* YOUR TASK *
Return all lines from the listing below in which the string "ouabain" occurs.

* RECORDS FOR THE TASK *
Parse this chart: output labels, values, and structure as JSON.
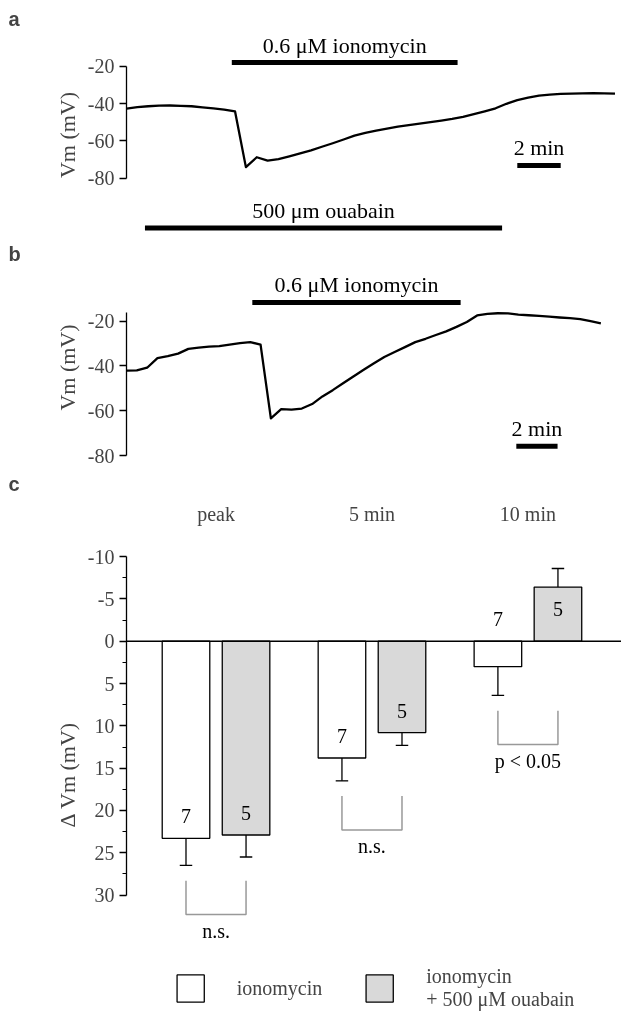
{
  "chart_data": [
    {
      "type": "line",
      "title": "a",
      "ylabel": "Vm (mV)",
      "tick_labels": "y",
      "ylim": [
        -80,
        -20
      ],
      "yticks": [
        -80,
        -60,
        -40,
        -20
      ],
      "categories": [
        null,
        null,
        null,
        null,
        null,
        null,
        null,
        null,
        null,
        null,
        null,
        null,
        null,
        null,
        null,
        null,
        null,
        null,
        null,
        null,
        null,
        null,
        null,
        null,
        null,
        null,
        null,
        null,
        null,
        null,
        null,
        null,
        null,
        null,
        null,
        null,
        null,
        null,
        null,
        null,
        null,
        null,
        null,
        null,
        null,
        null
      ],
      "series": [
        {
          "color": "#000000",
          "values": [
            -42.7,
            -41.9,
            -41.4,
            -41.1,
            -41.0,
            -41.2,
            -41.4,
            -42.0,
            -42.6,
            -43.2,
            -44.2,
            -74.0,
            -68.7,
            -70.5,
            -69.7,
            -68.2,
            -66.6,
            -65.0,
            -63.1,
            -61.2,
            -59.2,
            -57.1,
            -55.7,
            -54.5,
            -53.4,
            -52.3,
            -51.5,
            -50.7,
            -49.9,
            -49.1,
            -48.2,
            -47.1,
            -45.6,
            -44.1,
            -42.5,
            -40.1,
            -38.1,
            -36.8,
            -35.7,
            -35.2,
            -34.8,
            -34.7,
            -34.5,
            -34.4,
            -34.5,
            -34.7
          ]
        }
      ],
      "annotations": [
        "0.6 μM ionomycin",
        "500 μm ouabain",
        "2 min"
      ]
    },
    {
      "type": "line",
      "title": "b",
      "ylabel": "Vm (mV)",
      "tick_labels": "y",
      "ylim": [
        -80,
        -16
      ],
      "yticks": [
        -80,
        -60,
        -40,
        -20
      ],
      "categories": [
        null,
        null,
        null,
        null,
        null,
        null,
        null,
        null,
        null,
        null,
        null,
        null,
        null,
        null,
        null,
        null,
        null,
        null,
        null,
        null,
        null,
        null,
        null,
        null,
        null,
        null,
        null,
        null,
        null,
        null,
        null,
        null,
        null,
        null,
        null,
        null,
        null,
        null,
        null,
        null,
        null,
        null,
        null,
        null,
        null,
        null,
        null
      ],
      "series": [
        {
          "color": "#000000",
          "values": [
            -42.1,
            -42.0,
            -40.8,
            -36.5,
            -35.6,
            -34.5,
            -32.4,
            -31.8,
            -31.4,
            -31.2,
            -30.5,
            -29.8,
            -29.4,
            -30.5,
            -63.4,
            -59.3,
            -59.5,
            -59.0,
            -57.0,
            -53.6,
            -50.8,
            -47.7,
            -44.7,
            -41.7,
            -38.8,
            -36.0,
            -33.8,
            -31.6,
            -29.4,
            -27.9,
            -26.2,
            -24.6,
            -22.6,
            -20.4,
            -17.5,
            -16.8,
            -16.5,
            -16.6,
            -17.1,
            -17.4,
            -17.7,
            -18.0,
            -18.4,
            -18.7,
            -19.1,
            -20.0,
            -21.0
          ]
        }
      ],
      "annotations": [
        "0.6 μM ionomycin",
        "2 min"
      ]
    },
    {
      "type": "bar",
      "title": "c",
      "ylabel": "Δ Vm (mV)",
      "categories": [
        "peak",
        "5 min",
        "10 min"
      ],
      "ylim": [
        30,
        -10
      ],
      "yticks": [
        -10,
        {
          "value": -7.5,
          "label": null
        },
        -5,
        {
          "value": -2.5,
          "label": null
        },
        0,
        {
          "value": 2.5,
          "label": null
        },
        5,
        {
          "value": 7.5,
          "label": null
        },
        10,
        {
          "value": 12.5,
          "label": null
        },
        15,
        {
          "value": 17.5,
          "label": null
        },
        20,
        {
          "value": 22.5,
          "label": null
        },
        25,
        {
          "value": 27.5,
          "label": null
        },
        30
      ],
      "legend": "bottom",
      "series": [
        {
          "name": "ionomycin",
          "color": "#ffffff",
          "values": [
            23.3,
            13.8,
            3.0
          ],
          "errors": [
            [
              23.3,
              26.5
            ],
            [
              13.8,
              16.5
            ],
            [
              3.0,
              6.4
            ]
          ]
        },
        {
          "name": "ionomycin\n+ 500 μM ouabain",
          "color": "#d9d9d9",
          "values": [
            22.9,
            10.8,
            -6.4
          ],
          "errors": [
            [
              22.9,
              25.5
            ],
            [
              10.8,
              12.3
            ],
            [
              -8.6,
              -6.4
            ]
          ]
        }
      ],
      "annotations": [
        "7",
        "5",
        "7",
        "5",
        "7",
        "5",
        "n.s.",
        "n.s.",
        "p < 0.05"
      ]
    }
  ]
}
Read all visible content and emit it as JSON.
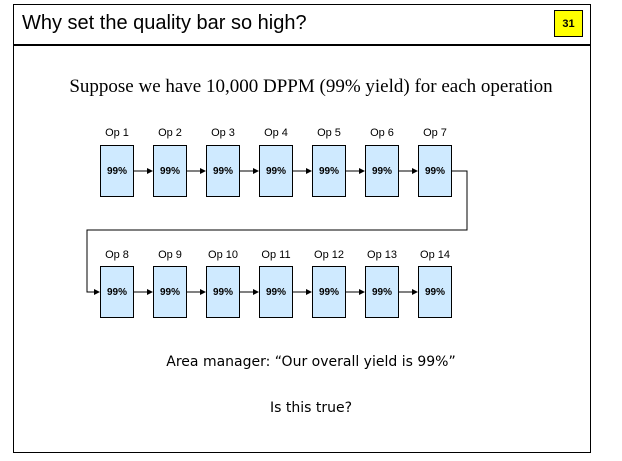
{
  "slide": {
    "title": "Why set the quality bar so high?",
    "slide_number": "31",
    "subtitle": "Suppose we have 10,000 DPPM (99% yield) for each operation",
    "quote": "Area manager:  “Our overall yield is 99%”",
    "question": "Is this true?"
  },
  "operations": {
    "row1": [
      {
        "label": "Op 1",
        "yield": "99%"
      },
      {
        "label": "Op 2",
        "yield": "99%"
      },
      {
        "label": "Op 3",
        "yield": "99%"
      },
      {
        "label": "Op 4",
        "yield": "99%"
      },
      {
        "label": "Op 5",
        "yield": "99%"
      },
      {
        "label": "Op 6",
        "yield": "99%"
      },
      {
        "label": "Op 7",
        "yield": "99%"
      }
    ],
    "row2": [
      {
        "label": "Op 8",
        "yield": "99%"
      },
      {
        "label": "Op 9",
        "yield": "99%"
      },
      {
        "label": "Op 10",
        "yield": "99%"
      },
      {
        "label": "Op 11",
        "yield": "99%"
      },
      {
        "label": "Op 12",
        "yield": "99%"
      },
      {
        "label": "Op 13",
        "yield": "99%"
      },
      {
        "label": "Op 14",
        "yield": "99%"
      }
    ]
  },
  "colors": {
    "op_fill": "#cfeaff",
    "badge_fill": "#ffff00"
  }
}
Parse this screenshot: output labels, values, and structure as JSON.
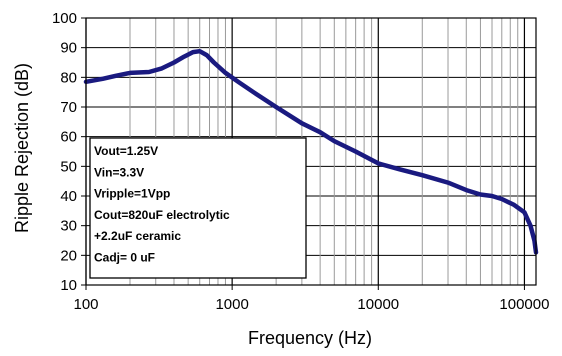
{
  "chart_data": {
    "type": "line",
    "xlabel": "Frequency (Hz)",
    "ylabel": "Ripple Rejection (dB)",
    "xscale": "log",
    "xlim": [
      100,
      120000
    ],
    "ylim": [
      10,
      100
    ],
    "x_ticks": [
      "100",
      "1000",
      "10000",
      "100000"
    ],
    "y_ticks": [
      "10",
      "20",
      "30",
      "40",
      "50",
      "60",
      "70",
      "80",
      "90",
      "100"
    ],
    "grid": true,
    "series": [
      {
        "color": "#1a1a80",
        "points": [
          [
            100,
            78.5
          ],
          [
            130,
            79.5
          ],
          [
            160,
            80.5
          ],
          [
            200,
            81.5
          ],
          [
            270,
            81.8
          ],
          [
            330,
            83.0
          ],
          [
            400,
            85.0
          ],
          [
            470,
            87.0
          ],
          [
            540,
            88.5
          ],
          [
            600,
            88.8
          ],
          [
            670,
            87.5
          ],
          [
            750,
            85.0
          ],
          [
            900,
            81.5
          ],
          [
            1100,
            78.5
          ],
          [
            1400,
            75.0
          ],
          [
            2000,
            70.0
          ],
          [
            3000,
            64.5
          ],
          [
            4000,
            61.5
          ],
          [
            5000,
            58.5
          ],
          [
            7000,
            55.0
          ],
          [
            10000,
            51.0
          ],
          [
            14000,
            49.0
          ],
          [
            20000,
            47.0
          ],
          [
            30000,
            44.5
          ],
          [
            40000,
            42.0
          ],
          [
            50000,
            40.5
          ],
          [
            60000,
            40.0
          ],
          [
            70000,
            39.0
          ],
          [
            85000,
            37.0
          ],
          [
            100000,
            34.5
          ],
          [
            110000,
            30.0
          ],
          [
            117000,
            25.0
          ],
          [
            120000,
            21.0
          ]
        ]
      }
    ],
    "annotation": {
      "lines": [
        "Vout=1.25V",
        "Vin=3.3V",
        "Vripple=1Vpp",
        "Cout=820uF electrolytic",
        "+2.2uF ceramic",
        "Cadj= 0 uF"
      ]
    }
  }
}
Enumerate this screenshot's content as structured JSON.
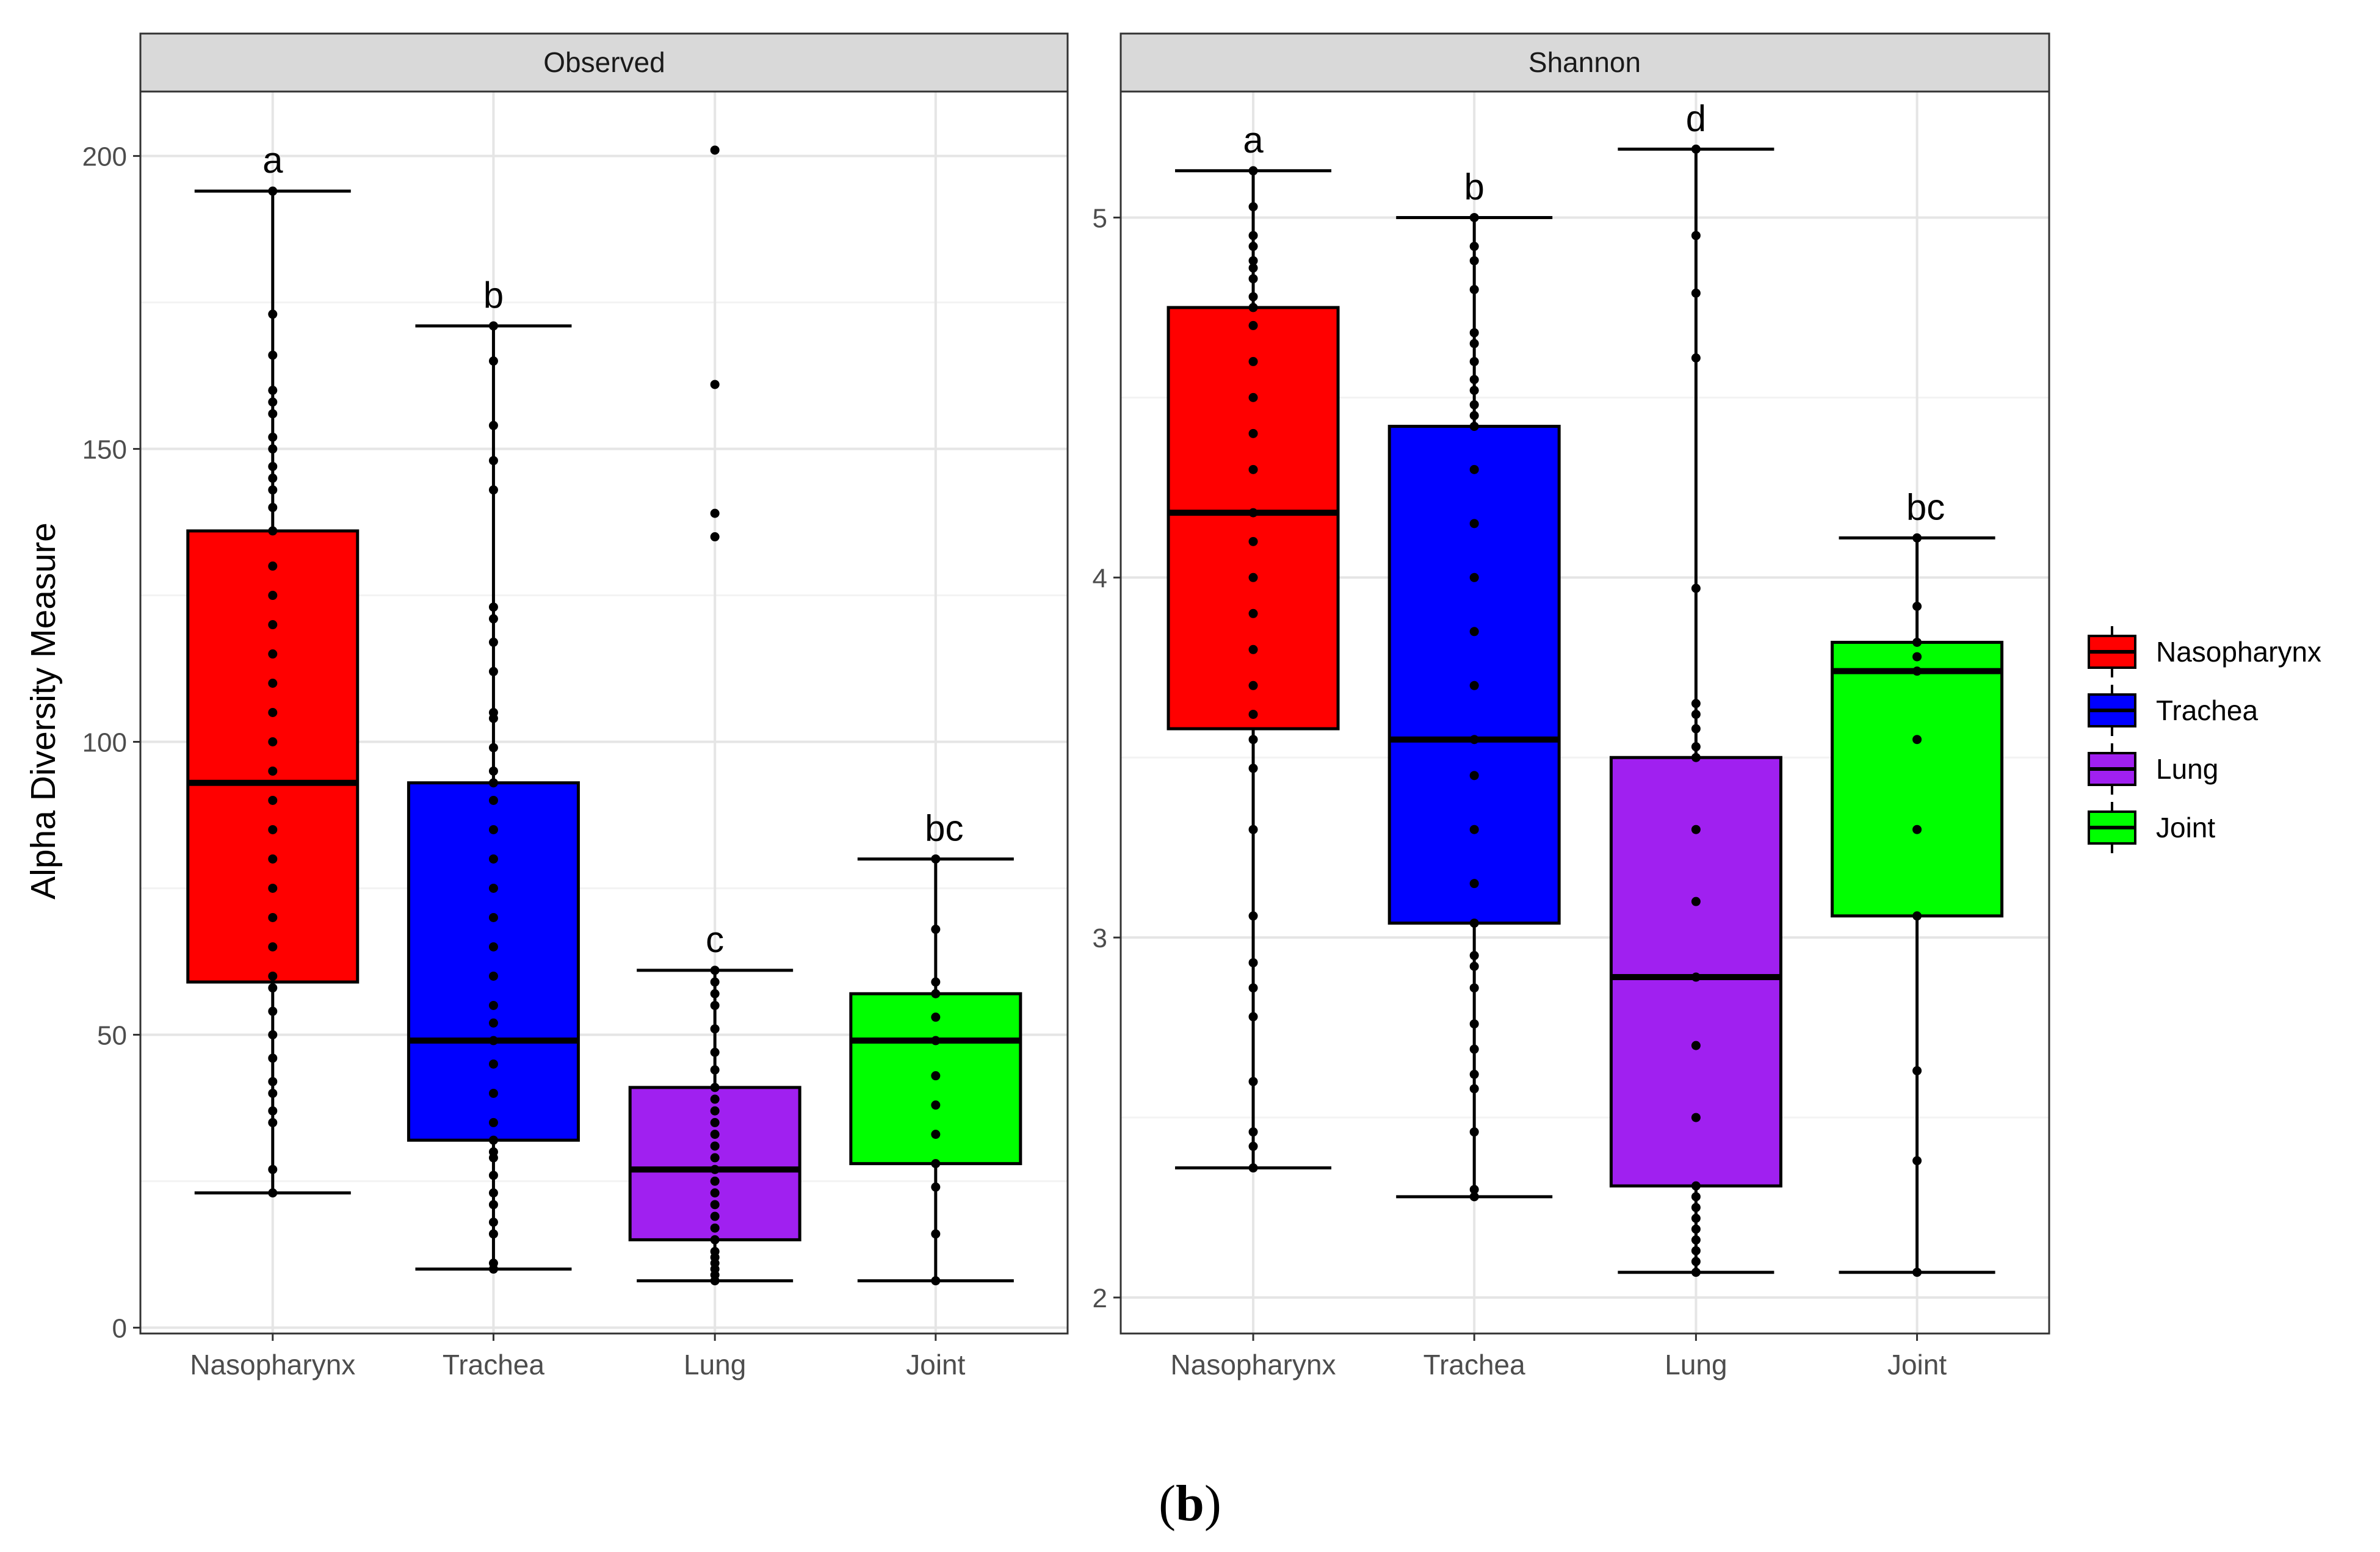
{
  "chart_data": [
    {
      "type": "boxplot",
      "panel_title": "Observed",
      "ylabel": "Alpha Diversity Measure",
      "xlabel": "",
      "ylim": [
        -1,
        211
      ],
      "yticks": [
        0,
        50,
        100,
        150,
        200
      ],
      "categories": [
        "Nasopharynx",
        "Trachea",
        "Lung",
        "Joint"
      ],
      "boxes": [
        {
          "group": "Nasopharynx",
          "whisker_low": 23,
          "q1": 59,
          "median": 93,
          "q3": 136,
          "whisker_high": 194,
          "letter": "a",
          "points": [
            23,
            27,
            35,
            37,
            40,
            42,
            46,
            50,
            54,
            58,
            60,
            65,
            70,
            75,
            80,
            85,
            90,
            95,
            100,
            105,
            110,
            115,
            120,
            125,
            130,
            136,
            140,
            143,
            145,
            147,
            150,
            152,
            156,
            158,
            160,
            166,
            173,
            194
          ]
        },
        {
          "group": "Trachea",
          "whisker_low": 10,
          "q1": 32,
          "median": 49,
          "q3": 93,
          "whisker_high": 171,
          "letter": "b",
          "points": [
            10,
            11,
            16,
            18,
            21,
            23,
            26,
            29,
            30,
            32,
            35,
            40,
            45,
            49,
            52,
            55,
            60,
            65,
            70,
            75,
            80,
            85,
            90,
            93,
            95,
            99,
            104,
            105,
            112,
            117,
            121,
            123,
            143,
            148,
            154,
            165,
            171
          ]
        },
        {
          "group": "Lung",
          "whisker_low": 8,
          "q1": 15,
          "median": 27,
          "q3": 41,
          "whisker_high": 61,
          "letter": "c",
          "points": [
            8,
            9,
            10,
            11,
            12,
            13,
            15,
            17,
            19,
            21,
            23,
            25,
            27,
            29,
            31,
            33,
            35,
            37,
            39,
            41,
            44,
            47,
            51,
            55,
            57,
            59,
            61,
            135,
            139,
            161,
            201
          ]
        },
        {
          "group": "Joint",
          "whisker_low": 8,
          "q1": 28,
          "median": 49,
          "q3": 57,
          "whisker_high": 80,
          "letter": "bc",
          "points": [
            8,
            16,
            24,
            28,
            33,
            38,
            43,
            49,
            53,
            57,
            59,
            68,
            80
          ]
        }
      ]
    },
    {
      "type": "boxplot",
      "panel_title": "Shannon",
      "ylim": [
        1.9,
        5.35
      ],
      "yticks": [
        2,
        3,
        4,
        5
      ],
      "categories": [
        "Nasopharynx",
        "Trachea",
        "Lung",
        "Joint"
      ],
      "boxes": [
        {
          "group": "Nasopharynx",
          "whisker_low": 2.36,
          "q1": 3.58,
          "median": 4.18,
          "q3": 4.75,
          "whisker_high": 5.13,
          "letter": "a",
          "points": [
            2.36,
            2.42,
            2.46,
            2.6,
            2.78,
            2.86,
            2.93,
            3.06,
            3.3,
            3.47,
            3.55,
            3.62,
            3.7,
            3.8,
            3.9,
            4.0,
            4.1,
            4.18,
            4.3,
            4.4,
            4.5,
            4.6,
            4.7,
            4.75,
            4.78,
            4.83,
            4.86,
            4.88,
            4.92,
            4.95,
            5.03,
            5.13
          ]
        },
        {
          "group": "Trachea",
          "whisker_low": 2.28,
          "q1": 3.04,
          "median": 3.55,
          "q3": 4.42,
          "whisker_high": 5.0,
          "letter": "b",
          "points": [
            2.28,
            2.3,
            2.46,
            2.58,
            2.62,
            2.69,
            2.76,
            2.86,
            2.92,
            2.95,
            3.04,
            3.15,
            3.3,
            3.45,
            3.55,
            3.7,
            3.85,
            4.0,
            4.15,
            4.3,
            4.42,
            4.45,
            4.48,
            4.52,
            4.55,
            4.6,
            4.65,
            4.68,
            4.8,
            4.88,
            4.92,
            5.0
          ]
        },
        {
          "group": "Lung",
          "whisker_low": 2.07,
          "q1": 2.31,
          "median": 2.89,
          "q3": 3.5,
          "whisker_high": 5.19,
          "letter": "d",
          "points": [
            2.07,
            2.1,
            2.13,
            2.16,
            2.19,
            2.22,
            2.25,
            2.28,
            2.31,
            2.5,
            2.7,
            2.89,
            3.1,
            3.3,
            3.5,
            3.53,
            3.58,
            3.62,
            3.65,
            3.97,
            4.61,
            4.79,
            4.95,
            5.19
          ]
        },
        {
          "group": "Joint",
          "whisker_low": 2.07,
          "q1": 3.06,
          "median": 3.74,
          "q3": 3.82,
          "whisker_high": 4.11,
          "letter": "bc",
          "points": [
            2.07,
            2.38,
            2.63,
            3.06,
            3.3,
            3.55,
            3.74,
            3.78,
            3.82,
            3.92,
            4.11
          ]
        }
      ]
    }
  ],
  "legend": {
    "position": "right",
    "items": [
      {
        "label": "Nasopharynx",
        "color": "#ff0000"
      },
      {
        "label": "Trachea",
        "color": "#0000ff"
      },
      {
        "label": "Lung",
        "color": "#a020f0"
      },
      {
        "label": "Joint",
        "color": "#00ff00"
      }
    ]
  },
  "colors": {
    "Nasopharynx": "#ff0000",
    "Trachea": "#0000ff",
    "Lung": "#a020f0",
    "Joint": "#00ff00",
    "strip": "#d9d9d9",
    "grid_major": "#e5e5e5",
    "grid_minor": "#f3f3f3"
  },
  "caption": "(b)"
}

* WRITTEN ANSWER *
        "500 μm ouabain",
          "name": "ionomycin\n+ 500 μM ouabain",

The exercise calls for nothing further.